To be done ▸
Copy everything from the start of the data down to and including the line that contains "field-cell: [1565, 1226, 1591, 1256]", substituting "bounding box" for "bbox" and leaving all else unchanged.

Dataset entries ▸
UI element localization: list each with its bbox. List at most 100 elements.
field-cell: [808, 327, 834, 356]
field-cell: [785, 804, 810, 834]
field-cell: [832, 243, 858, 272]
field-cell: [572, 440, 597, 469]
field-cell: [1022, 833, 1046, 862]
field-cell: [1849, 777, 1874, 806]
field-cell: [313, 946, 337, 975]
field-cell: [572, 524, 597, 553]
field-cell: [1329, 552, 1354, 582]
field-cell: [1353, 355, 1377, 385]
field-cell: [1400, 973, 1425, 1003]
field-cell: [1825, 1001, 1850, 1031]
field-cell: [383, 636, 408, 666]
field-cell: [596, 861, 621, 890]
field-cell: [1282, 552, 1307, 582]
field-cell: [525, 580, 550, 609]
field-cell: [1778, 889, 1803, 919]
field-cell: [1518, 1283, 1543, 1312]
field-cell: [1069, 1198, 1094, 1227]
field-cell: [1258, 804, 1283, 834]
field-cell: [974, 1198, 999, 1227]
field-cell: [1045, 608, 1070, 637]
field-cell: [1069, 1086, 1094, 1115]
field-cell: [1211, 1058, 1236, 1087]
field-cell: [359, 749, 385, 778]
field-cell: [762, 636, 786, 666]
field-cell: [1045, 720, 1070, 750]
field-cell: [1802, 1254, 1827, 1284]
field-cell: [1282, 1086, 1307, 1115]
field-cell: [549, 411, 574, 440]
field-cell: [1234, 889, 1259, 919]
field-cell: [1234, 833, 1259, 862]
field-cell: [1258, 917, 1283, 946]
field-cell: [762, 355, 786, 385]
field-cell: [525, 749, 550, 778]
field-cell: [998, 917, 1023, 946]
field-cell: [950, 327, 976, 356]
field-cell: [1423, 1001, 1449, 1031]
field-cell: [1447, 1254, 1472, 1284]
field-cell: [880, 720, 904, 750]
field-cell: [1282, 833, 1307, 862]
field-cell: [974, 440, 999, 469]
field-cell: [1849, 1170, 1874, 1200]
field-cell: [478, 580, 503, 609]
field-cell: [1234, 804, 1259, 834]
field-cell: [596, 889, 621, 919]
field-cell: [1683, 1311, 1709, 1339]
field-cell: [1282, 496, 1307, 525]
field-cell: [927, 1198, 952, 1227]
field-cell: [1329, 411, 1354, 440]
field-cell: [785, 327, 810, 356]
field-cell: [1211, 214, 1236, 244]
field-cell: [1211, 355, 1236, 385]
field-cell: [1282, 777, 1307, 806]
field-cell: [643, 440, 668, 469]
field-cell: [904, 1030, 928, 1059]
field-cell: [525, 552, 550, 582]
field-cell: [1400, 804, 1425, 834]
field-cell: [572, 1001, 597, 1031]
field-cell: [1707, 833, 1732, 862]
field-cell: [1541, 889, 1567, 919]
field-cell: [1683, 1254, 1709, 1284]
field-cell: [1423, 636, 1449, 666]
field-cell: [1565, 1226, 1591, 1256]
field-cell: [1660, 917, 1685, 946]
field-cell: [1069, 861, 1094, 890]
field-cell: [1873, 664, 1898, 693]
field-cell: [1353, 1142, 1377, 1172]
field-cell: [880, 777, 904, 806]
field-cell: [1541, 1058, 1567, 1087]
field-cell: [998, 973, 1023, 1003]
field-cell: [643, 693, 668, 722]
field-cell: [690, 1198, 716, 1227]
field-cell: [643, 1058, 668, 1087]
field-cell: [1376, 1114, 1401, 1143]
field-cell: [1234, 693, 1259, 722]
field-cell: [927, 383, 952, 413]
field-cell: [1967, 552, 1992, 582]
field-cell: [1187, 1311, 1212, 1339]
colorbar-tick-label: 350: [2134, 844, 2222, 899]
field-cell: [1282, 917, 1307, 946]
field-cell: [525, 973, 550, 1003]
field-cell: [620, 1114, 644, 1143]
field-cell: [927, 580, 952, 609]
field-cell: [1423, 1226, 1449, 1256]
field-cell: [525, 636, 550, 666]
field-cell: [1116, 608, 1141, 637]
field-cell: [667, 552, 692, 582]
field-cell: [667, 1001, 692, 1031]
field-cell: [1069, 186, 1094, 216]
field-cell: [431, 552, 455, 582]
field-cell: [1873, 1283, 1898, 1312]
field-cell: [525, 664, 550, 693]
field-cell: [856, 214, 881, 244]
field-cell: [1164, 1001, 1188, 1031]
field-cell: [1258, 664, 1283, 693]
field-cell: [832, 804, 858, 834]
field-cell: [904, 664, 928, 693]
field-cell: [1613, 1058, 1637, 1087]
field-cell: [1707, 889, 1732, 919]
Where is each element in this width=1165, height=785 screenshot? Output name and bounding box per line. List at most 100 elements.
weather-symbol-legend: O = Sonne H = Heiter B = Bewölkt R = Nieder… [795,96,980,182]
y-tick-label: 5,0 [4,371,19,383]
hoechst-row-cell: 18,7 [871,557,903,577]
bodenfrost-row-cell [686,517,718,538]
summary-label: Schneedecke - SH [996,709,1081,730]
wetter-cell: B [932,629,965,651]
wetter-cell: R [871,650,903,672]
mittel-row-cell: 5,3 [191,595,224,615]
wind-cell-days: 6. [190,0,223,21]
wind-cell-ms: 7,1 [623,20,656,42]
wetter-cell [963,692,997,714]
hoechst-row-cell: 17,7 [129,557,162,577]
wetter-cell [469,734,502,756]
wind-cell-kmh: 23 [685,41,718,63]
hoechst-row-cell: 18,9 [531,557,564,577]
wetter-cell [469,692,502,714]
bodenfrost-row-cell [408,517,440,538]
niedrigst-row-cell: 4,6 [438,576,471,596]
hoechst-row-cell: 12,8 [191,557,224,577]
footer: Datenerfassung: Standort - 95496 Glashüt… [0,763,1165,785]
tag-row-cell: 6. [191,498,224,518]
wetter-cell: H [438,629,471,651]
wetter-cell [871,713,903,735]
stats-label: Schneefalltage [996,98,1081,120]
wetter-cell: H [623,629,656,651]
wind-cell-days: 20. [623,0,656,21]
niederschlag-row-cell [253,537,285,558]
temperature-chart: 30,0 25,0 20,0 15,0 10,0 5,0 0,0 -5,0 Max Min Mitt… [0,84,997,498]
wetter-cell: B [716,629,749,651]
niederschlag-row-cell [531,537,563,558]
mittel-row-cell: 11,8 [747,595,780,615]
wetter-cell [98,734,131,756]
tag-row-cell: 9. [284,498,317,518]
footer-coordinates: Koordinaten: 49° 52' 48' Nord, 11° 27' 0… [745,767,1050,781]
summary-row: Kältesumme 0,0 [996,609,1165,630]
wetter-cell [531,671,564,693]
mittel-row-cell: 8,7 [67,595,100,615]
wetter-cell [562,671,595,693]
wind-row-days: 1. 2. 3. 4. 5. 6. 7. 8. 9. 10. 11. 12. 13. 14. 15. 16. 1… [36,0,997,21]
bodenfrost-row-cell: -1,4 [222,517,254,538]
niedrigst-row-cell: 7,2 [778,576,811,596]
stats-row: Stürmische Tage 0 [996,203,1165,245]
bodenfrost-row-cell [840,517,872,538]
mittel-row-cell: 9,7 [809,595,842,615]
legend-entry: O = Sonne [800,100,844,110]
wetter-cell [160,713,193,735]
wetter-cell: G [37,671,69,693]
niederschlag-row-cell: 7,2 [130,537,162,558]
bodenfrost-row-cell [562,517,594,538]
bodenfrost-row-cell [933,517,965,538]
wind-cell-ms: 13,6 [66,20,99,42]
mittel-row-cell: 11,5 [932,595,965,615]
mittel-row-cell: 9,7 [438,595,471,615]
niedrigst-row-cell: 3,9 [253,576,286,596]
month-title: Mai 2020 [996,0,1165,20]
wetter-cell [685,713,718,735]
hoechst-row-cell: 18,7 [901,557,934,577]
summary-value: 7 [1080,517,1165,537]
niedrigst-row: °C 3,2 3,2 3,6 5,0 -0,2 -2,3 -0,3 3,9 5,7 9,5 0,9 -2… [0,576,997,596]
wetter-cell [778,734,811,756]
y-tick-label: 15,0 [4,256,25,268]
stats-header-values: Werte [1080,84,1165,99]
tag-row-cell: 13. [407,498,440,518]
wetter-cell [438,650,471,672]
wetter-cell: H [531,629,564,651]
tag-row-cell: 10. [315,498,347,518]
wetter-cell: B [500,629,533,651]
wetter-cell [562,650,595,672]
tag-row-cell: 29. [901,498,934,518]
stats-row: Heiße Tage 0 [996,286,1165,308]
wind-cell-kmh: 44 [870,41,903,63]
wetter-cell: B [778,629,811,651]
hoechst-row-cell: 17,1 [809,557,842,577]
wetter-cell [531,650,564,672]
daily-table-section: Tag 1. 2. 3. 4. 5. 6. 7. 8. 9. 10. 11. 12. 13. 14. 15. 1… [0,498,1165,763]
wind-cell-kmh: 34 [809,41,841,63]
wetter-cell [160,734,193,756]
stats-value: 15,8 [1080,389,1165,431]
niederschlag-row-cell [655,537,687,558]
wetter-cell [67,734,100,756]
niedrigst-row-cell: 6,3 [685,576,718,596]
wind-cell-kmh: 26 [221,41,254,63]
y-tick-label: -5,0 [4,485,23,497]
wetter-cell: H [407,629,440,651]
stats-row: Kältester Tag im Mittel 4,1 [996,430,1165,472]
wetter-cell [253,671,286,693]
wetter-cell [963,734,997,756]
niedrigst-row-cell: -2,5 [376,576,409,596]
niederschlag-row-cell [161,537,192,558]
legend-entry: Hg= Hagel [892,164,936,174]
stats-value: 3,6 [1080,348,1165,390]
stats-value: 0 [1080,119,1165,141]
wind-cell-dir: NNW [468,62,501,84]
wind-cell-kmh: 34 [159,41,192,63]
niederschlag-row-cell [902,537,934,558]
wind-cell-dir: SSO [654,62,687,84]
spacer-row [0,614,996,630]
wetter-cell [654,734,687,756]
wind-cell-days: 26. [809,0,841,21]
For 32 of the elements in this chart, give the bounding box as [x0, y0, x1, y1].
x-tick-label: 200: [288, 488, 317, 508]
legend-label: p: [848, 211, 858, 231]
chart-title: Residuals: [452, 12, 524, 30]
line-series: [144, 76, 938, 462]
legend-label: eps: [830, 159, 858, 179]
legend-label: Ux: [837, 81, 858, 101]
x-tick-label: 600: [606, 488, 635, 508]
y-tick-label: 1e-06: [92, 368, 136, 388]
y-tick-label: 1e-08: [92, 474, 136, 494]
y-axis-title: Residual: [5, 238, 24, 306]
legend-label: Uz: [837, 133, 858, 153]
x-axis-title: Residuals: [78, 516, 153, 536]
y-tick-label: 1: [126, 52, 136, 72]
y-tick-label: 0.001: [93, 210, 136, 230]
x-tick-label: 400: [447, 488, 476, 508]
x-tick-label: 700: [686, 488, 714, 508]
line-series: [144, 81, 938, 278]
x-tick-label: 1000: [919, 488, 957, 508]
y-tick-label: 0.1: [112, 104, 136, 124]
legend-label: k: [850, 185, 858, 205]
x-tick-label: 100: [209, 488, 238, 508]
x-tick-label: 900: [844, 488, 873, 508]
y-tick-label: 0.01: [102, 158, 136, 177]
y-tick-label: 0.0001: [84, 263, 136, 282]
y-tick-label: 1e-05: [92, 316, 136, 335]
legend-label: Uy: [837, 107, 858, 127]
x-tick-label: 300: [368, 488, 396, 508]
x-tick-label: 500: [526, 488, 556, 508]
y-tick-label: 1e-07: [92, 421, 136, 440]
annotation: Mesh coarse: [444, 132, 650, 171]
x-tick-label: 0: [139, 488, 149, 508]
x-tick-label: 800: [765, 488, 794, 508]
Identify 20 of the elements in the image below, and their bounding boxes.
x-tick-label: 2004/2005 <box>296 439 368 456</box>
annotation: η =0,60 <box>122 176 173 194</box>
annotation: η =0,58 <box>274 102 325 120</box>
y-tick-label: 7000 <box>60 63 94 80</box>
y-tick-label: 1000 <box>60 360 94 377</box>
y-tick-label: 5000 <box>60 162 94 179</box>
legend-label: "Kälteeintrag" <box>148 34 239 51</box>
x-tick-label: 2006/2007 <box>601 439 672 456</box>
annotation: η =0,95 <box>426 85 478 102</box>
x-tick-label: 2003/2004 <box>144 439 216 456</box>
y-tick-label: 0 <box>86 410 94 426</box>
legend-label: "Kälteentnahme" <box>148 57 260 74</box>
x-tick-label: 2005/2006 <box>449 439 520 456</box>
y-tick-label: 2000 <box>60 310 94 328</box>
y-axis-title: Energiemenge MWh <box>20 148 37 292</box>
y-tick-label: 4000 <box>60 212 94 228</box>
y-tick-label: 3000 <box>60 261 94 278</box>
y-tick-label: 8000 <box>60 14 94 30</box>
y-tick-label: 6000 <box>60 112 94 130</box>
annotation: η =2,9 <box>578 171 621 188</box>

Exercise result ▸
UI element localization: list each with its bounding box. List at most 100 elements.
field-cell: [808, 327, 834, 356]
field-cell: [785, 804, 810, 834]
field-cell: [832, 243, 858, 272]
field-cell: [572, 440, 597, 469]
field-cell: [1022, 833, 1046, 862]
field-cell: [1849, 777, 1874, 806]
field-cell: [313, 946, 337, 975]
field-cell: [572, 524, 597, 553]
field-cell: [1329, 552, 1354, 582]
field-cell: [1353, 355, 1377, 385]
field-cell: [1400, 973, 1425, 1003]
field-cell: [1825, 1001, 1850, 1031]
field-cell: [383, 636, 408, 666]
field-cell: [596, 861, 621, 890]
field-cell: [1282, 552, 1307, 582]
field-cell: [525, 580, 550, 609]
field-cell: [1778, 889, 1803, 919]
field-cell: [1518, 1283, 1543, 1312]
field-cell: [1069, 1198, 1094, 1227]
field-cell: [1258, 804, 1283, 834]
field-cell: [974, 1198, 999, 1227]
field-cell: [1045, 608, 1070, 637]
field-cell: [1069, 1086, 1094, 1115]
field-cell: [1211, 1058, 1236, 1087]
field-cell: [359, 749, 385, 778]
field-cell: [762, 636, 786, 666]
field-cell: [1045, 720, 1070, 750]
field-cell: [1802, 1254, 1827, 1284]
field-cell: [1282, 1086, 1307, 1115]
field-cell: [549, 411, 574, 440]
field-cell: [1234, 889, 1259, 919]
field-cell: [1234, 833, 1259, 862]
field-cell: [1258, 917, 1283, 946]
field-cell: [762, 355, 786, 385]
field-cell: [525, 749, 550, 778]
field-cell: [998, 917, 1023, 946]
field-cell: [950, 327, 976, 356]
field-cell: [1423, 1001, 1449, 1031]
field-cell: [1447, 1254, 1472, 1284]
field-cell: [880, 720, 904, 750]
field-cell: [1282, 833, 1307, 862]
field-cell: [974, 440, 999, 469]
field-cell: [1849, 1170, 1874, 1200]
field-cell: [478, 580, 503, 609]
field-cell: [1234, 804, 1259, 834]
field-cell: [596, 889, 621, 919]
field-cell: [1683, 1311, 1709, 1339]
field-cell: [1282, 496, 1307, 525]
field-cell: [927, 1198, 952, 1227]
field-cell: [1329, 411, 1354, 440]
field-cell: [785, 327, 810, 356]
field-cell: [1211, 214, 1236, 244]
field-cell: [1211, 355, 1236, 385]
field-cell: [1282, 777, 1307, 806]
field-cell: [643, 440, 668, 469]
field-cell: [904, 1030, 928, 1059]
field-cell: [525, 552, 550, 582]
field-cell: [1400, 804, 1425, 834]
field-cell: [572, 1001, 597, 1031]
field-cell: [1707, 833, 1732, 862]
field-cell: [1541, 889, 1567, 919]
field-cell: [1683, 1254, 1709, 1284]
field-cell: [1423, 636, 1449, 666]
field-cell: [1565, 1226, 1591, 1256]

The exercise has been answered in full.